Given passage:

* * * * * * * * *

Putting It All Together

Now for the big finish. This script combines the VIEW and parts of the other queries to dynamically build and execute a query string. Plug in the name of the XEvent session at the top.

DECLARE @XESessionName SYSNAME = 'system_health';
DECLARE @Tsql NVARCHAR(MAX) = '';

;WITH AllSessionEventFields AS
(
 --Unique Global Fields (Actions) across all events for the session.

* * * * * * * * *

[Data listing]

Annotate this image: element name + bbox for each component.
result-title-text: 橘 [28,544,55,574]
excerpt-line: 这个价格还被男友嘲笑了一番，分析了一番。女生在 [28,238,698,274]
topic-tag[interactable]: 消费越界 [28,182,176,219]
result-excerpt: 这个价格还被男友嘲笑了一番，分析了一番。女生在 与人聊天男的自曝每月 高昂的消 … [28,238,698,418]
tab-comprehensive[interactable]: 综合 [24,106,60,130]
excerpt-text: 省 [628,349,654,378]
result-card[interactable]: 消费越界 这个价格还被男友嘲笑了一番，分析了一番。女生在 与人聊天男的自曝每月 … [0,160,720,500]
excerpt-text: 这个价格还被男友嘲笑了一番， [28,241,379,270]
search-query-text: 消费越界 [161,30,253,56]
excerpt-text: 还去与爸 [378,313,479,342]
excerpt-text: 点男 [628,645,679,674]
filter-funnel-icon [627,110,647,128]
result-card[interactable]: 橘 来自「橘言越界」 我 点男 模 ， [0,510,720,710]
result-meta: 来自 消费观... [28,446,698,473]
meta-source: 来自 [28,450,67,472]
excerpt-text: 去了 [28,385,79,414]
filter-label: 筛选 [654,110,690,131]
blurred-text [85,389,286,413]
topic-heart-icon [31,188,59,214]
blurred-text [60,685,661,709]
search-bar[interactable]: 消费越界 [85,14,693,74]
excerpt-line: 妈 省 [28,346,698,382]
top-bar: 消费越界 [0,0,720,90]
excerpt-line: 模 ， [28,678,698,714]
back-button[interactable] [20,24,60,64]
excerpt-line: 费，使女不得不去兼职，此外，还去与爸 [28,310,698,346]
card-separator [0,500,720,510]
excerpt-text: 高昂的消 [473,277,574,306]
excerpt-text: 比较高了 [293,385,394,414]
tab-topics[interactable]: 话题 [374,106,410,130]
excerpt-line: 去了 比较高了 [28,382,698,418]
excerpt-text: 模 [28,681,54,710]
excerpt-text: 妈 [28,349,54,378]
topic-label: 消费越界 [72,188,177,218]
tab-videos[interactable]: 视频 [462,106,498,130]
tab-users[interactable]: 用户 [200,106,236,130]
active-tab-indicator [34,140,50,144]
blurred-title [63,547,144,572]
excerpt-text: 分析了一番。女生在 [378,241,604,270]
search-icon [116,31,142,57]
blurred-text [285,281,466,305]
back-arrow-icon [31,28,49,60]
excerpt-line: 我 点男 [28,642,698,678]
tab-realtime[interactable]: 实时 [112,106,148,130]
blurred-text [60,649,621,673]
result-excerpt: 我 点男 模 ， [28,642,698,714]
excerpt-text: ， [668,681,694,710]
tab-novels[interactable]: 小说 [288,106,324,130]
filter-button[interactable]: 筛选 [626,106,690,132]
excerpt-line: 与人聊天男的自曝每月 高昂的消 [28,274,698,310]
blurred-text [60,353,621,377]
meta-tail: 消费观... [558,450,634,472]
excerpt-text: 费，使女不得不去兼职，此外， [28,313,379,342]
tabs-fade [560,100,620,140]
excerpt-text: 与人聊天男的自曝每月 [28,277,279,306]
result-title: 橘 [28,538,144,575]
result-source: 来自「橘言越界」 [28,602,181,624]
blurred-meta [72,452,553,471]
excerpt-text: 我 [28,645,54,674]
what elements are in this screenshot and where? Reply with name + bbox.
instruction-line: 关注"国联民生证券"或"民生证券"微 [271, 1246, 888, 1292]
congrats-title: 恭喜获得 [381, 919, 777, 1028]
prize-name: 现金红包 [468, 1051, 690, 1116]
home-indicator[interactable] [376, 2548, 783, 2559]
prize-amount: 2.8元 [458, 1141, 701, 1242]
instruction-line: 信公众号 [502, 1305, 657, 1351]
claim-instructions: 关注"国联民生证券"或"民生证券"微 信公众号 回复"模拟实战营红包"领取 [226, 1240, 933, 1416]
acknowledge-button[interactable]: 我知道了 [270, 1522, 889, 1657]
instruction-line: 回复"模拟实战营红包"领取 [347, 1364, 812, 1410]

* * * * * * * * *

Given instruction 1:
Retype the entries starting at the first line and ending at the line that contains "excerpt-text: 这个价格还被男友嘲笑了一番， [28,241,379,270]", including both.
Given instruction 2:
Write what comes next in the XEvent script passage, starting after its last line.
These entries are unrelated to the XEvent script passage.

Task response 1:
Annotate this image: element name + bbox for each component.
result-title-text: 橘 [28,544,55,574]
excerpt-line: 这个价格还被男友嘲笑了一番，分析了一番。女生在 [28,238,698,274]
topic-tag[interactable]: 消费越界 [28,182,176,219]
result-excerpt: 这个价格还被男友嘲笑了一番，分析了一番。女生在 与人聊天男的自曝每月 高昂的消 … [28,238,698,418]
tab-comprehensive[interactable]: 综合 [24,106,60,130]
excerpt-text: 省 [628,349,654,378]
result-card[interactable]: 消费越界 这个价格还被男友嘲笑了一番，分析了一番。女生在 与人聊天男的自曝每月 … [0,160,720,500]
excerpt-text: 这个价格还被男友嘲笑了一番， [28,241,379,270]

Task response 2:
 SELECT DISTINCT sa.name EventField, 'action' AS XmlNodeName, 
  CASE WHEN x.SqlDataType IS NULL THEN 'text' ELSE 'value' END AS XmlSubNodeName,
  'Global Fields (Action)' AS FieldType, o.type_name XE_type, 
  COALESCE(x.SqlDataType, 'NVARCHAR(MAX)') AS SqlDataType
 FROM sys.server_event_sessions s
 JOIN sys.server_event_session_events se
  ON se.event_session_id = s.event_session_id
 JOIN sys.server_event_session_actions sa
  ON sa.event_session_id = s.event_session_id
  AND sa.event_id = se.event_id
 JOIN sys.dm_xe_objects o
  ON o.name = sa.name
  AND o.object_type = 'action'
 LEFT JOIN master.dbo.XE_TSQL_TypeXref x
  ON x.XE_type = o.type_name
 WHERE s.name = @XESessionName

 UNION

 --Unique Event Fields across all events for the session.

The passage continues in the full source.